**Task goal:**
Set down each record exactly as written.

-- START Dataset records --

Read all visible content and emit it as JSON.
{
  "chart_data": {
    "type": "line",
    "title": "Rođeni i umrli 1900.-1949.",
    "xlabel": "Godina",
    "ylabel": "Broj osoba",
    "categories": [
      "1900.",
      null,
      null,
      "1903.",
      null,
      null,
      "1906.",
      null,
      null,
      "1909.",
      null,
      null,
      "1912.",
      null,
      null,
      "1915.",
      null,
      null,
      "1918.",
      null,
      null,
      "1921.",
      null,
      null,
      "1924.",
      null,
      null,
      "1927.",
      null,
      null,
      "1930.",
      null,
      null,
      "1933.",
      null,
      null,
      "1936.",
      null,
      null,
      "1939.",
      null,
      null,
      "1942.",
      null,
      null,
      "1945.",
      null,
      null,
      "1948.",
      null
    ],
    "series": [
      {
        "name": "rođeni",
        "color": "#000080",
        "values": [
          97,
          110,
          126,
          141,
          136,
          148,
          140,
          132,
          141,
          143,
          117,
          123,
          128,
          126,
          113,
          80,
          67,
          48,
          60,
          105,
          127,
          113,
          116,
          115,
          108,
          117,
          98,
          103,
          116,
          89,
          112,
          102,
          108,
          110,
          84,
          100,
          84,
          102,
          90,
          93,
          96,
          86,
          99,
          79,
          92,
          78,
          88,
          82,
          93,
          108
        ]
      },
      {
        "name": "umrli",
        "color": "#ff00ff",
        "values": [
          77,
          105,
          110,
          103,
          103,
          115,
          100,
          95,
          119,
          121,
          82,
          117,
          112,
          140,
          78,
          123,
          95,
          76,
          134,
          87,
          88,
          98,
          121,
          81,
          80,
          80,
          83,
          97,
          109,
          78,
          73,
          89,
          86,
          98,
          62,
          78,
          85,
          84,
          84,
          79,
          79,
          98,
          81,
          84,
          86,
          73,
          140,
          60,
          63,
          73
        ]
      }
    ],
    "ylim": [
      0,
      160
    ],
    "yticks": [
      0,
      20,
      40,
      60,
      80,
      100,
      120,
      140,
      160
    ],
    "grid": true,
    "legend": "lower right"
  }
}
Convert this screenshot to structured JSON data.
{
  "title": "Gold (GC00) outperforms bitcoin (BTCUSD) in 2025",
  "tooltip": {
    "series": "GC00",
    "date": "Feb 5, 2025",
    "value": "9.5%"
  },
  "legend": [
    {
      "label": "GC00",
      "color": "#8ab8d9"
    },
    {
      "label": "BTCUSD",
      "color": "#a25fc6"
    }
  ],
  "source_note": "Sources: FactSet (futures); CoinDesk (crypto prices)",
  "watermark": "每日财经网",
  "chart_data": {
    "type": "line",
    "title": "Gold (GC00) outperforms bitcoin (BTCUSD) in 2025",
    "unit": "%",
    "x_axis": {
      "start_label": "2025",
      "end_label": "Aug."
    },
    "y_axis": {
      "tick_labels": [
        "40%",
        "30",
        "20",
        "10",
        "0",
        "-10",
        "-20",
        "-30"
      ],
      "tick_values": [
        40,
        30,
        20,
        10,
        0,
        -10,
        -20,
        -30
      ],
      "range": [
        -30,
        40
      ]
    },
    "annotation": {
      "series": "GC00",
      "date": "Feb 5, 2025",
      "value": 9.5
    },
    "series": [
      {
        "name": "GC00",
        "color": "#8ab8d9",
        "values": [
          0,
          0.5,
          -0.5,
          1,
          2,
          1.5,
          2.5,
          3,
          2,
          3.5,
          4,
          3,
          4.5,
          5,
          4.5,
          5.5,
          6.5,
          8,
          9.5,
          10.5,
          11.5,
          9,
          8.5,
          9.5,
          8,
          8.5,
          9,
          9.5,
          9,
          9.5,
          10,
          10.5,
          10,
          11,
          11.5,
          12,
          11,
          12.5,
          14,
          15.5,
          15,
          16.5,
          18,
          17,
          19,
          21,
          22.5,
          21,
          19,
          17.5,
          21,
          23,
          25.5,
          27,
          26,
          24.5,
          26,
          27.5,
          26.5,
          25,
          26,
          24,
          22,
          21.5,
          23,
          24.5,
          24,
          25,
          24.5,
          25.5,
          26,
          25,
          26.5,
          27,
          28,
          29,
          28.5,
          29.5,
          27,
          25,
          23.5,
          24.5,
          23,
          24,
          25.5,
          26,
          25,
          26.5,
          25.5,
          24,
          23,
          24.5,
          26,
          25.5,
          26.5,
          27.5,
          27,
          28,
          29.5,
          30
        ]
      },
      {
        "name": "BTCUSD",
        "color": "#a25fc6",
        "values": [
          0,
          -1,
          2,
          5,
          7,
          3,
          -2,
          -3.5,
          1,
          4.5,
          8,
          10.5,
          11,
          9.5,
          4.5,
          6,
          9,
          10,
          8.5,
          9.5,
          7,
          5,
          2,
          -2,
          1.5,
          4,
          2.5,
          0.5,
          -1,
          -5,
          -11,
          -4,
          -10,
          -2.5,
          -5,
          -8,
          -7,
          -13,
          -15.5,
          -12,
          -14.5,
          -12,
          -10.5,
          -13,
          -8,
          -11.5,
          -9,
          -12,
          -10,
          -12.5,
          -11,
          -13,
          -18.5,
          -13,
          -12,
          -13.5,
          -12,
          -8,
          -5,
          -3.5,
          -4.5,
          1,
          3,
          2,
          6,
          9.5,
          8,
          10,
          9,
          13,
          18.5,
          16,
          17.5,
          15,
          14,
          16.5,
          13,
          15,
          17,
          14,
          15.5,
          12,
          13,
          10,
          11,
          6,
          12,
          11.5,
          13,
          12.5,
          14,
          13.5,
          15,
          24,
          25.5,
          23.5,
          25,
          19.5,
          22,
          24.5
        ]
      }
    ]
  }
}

-- END Dataset records --

**Finished exercise:**
Read all visible content and emit it as JSON.
{
  "chart_data": {
    "type": "line",
    "title": "Rođeni i umrli 1900.-1949.",
    "xlabel": "Godina",
    "ylabel": "Broj osoba",
    "categories": [
      "1900.",
      null,
      null,
      "1903.",
      null,
      null,
      "1906.",
      null,
      null,
      "1909.",
      null,
      null,
      "1912.",
      null,
      null,
      "1915.",
      null,
      null,
      "1918.",
      null,
      null,
      "1921.",
      null,
      null,
      "1924.",
      null,
      null,
      "1927.",
      null,
      null,
      "1930.",
      null,
      null,
      "1933.",
      null,
      null,
      "1936.",
      null,
      null,
      "1939.",
      null,
      null,
      "1942.",
      null,
      null,
      "1945.",
      null,
      null,
      "1948.",
      null
    ],
    "series": [
      {
        "name": "rođeni",
        "color": "#000080",
        "values": [
          97,
          110,
          126,
          141,
          136,
          148,
          140,
          132,
          141,
          143,
          117,
          123,
          128,
          126,
          113,
          80,
          67,
          48,
          60,
          105,
          127,
          113,
          116,
          115,
          108,
          117,
          98,
          103,
          116,
          89,
          112,
          102,
          108,
          110,
          84,
          100,
          84,
          102,
          90,
          93,
          96,
          86,
          99,
          79,
          92,
          78,
          88,
          82,
          93,
          108
        ]
      },
      {
        "name": "umrli",
        "color": "#ff00ff",
        "values": [
          77,
          105,
          110,
          103,
          103,
          115,
          100,
          95,
          119,
          121,
          82,
          117,
          112,
          140,
          78,
          123,
          95,
          76,
          134,
          87,
          88,
          98,
          121,
          81,
          80,
          80,
          83,
          97,
          109,
          78,
          73,
          89,
          86,
          98,
          62,
          78,
          85,
          84,
          84,
          79,
          79,
          98,
          81,
          84,
          86,
          73,
          140,
          60,
          63,
          73
        ]
      }
    ],
    "ylim": [
      0,
      160
    ],
    "yticks": [
      0,
      20,
      40,
      60,
      80,
      100,
      120,
      140,
      160
    ],
    "grid": true,
    "legend": "lower right"
  }
}
Convert this screenshot to structured JSON data.
{
  "title": "Gold (GC00) outperforms bitcoin (BTCUSD) in 2025",
  "tooltip": {
    "series": "GC00",
    "date": "Feb 5, 2025",
    "value": "9.5%"
  },
  "legend": [
    {
      "label": "GC00",
      "color": "#8ab8d9"
    },
    {
      "label": "BTCUSD",
      "color": "#a25fc6"
    }
  ],
  "source_note": "Sources: FactSet (futures); CoinDesk (crypto prices)",
  "watermark": "每日财经网",
  "chart_data": {
    "type": "line",
    "title": "Gold (GC00) outperforms bitcoin (BTCUSD) in 2025",
    "unit": "%",
    "x_axis": {
      "start_label": "2025",
      "end_label": "Aug."
    },
    "y_axis": {
      "tick_labels": [
        "40%",
        "30",
        "20",
        "10",
        "0",
        "-10",
        "-20",
        "-30"
      ],
      "tick_values": [
        40,
        30,
        20,
        10,
        0,
        -10,
        -20,
        -30
      ],
      "range": [
        -30,
        40
      ]
    },
    "annotation": {
      "series": "GC00",
      "date": "Feb 5, 2025",
      "value": 9.5
    },
    "series": [
      {
        "name": "GC00",
        "color": "#8ab8d9",
        "values": [
          0,
          0.5,
          -0.5,
          1,
          2,
          1.5,
          2.5,
          3,
          2,
          3.5,
          4,
          3,
          4.5,
          5,
          4.5,
          5.5,
          6.5,
          8,
          9.5,
          10.5,
          11.5,
          9,
          8.5,
          9.5,
          8,
          8.5,
          9,
          9.5,
          9,
          9.5,
          10,
          10.5,
          10,
          11,
          11.5,
          12,
          11,
          12.5,
          14,
          15.5,
          15,
          16.5,
          18,
          17,
          19,
          21,
          22.5,
          21,
          19,
          17.5,
          21,
          23,
          25.5,
          27,
          26,
          24.5,
          26,
          27.5,
          26.5,
          25,
          26,
          24,
          22,
          21.5,
          23,
          24.5,
          24,
          25,
          24.5,
          25.5,
          26,
          25,
          26.5,
          27,
          28,
          29,
          28.5,
          29.5,
          27,
          25,
          23.5,
          24.5,
          23,
          24,
          25.5,
          26,
          25,
          26.5,
          25.5,
          24,
          23,
          24.5,
          26,
          25.5,
          26.5,
          27.5,
          27,
          28,
          29.5,
          30
        ]
      },
      {
        "name": "BTCUSD",
        "color": "#a25fc6",
        "values": [
          0,
          -1,
          2,
          5,
          7,
          3,
          -2,
          -3.5,
          1,
          4.5,
          8,
          10.5,
          11,
          9.5,
          4.5,
          6,
          9,
          10,
          8.5,
          9.5,
          7,
          5,
          2,
          -2,
          1.5,
          4,
          2.5,
          0.5,
          -1,
          -5,
          -11,
          -4,
          -10,
          -2.5,
          -5,
          -8,
          -7,
          -13,
          -15.5,
          -12,
          -14.5,
          -12,
          -10.5,
          -13,
          -8,
          -11.5,
          -9,
          -12,
          -10,
          -12.5,
          -11,
          -13,
          -18.5,
          -13,
          -12,
          -13.5,
          -12,
          -8,
          -5,
          -3.5,
          -4.5,
          1,
          3,
          2,
          6,
          9.5,
          8,
          10,
          9,
          13,
          18.5,
          16,
          17.5,
          15,
          14,
          16.5,
          13,
          15,
          17,
          14,
          15.5,
          12,
          13,
          10,
          11,
          6,
          12,
          11.5,
          13,
          12.5,
          14,
          13.5,
          15,
          24,
          25.5,
          23.5,
          25,
          19.5,
          22,
          24.5
        ]
      }
    ]
  }
}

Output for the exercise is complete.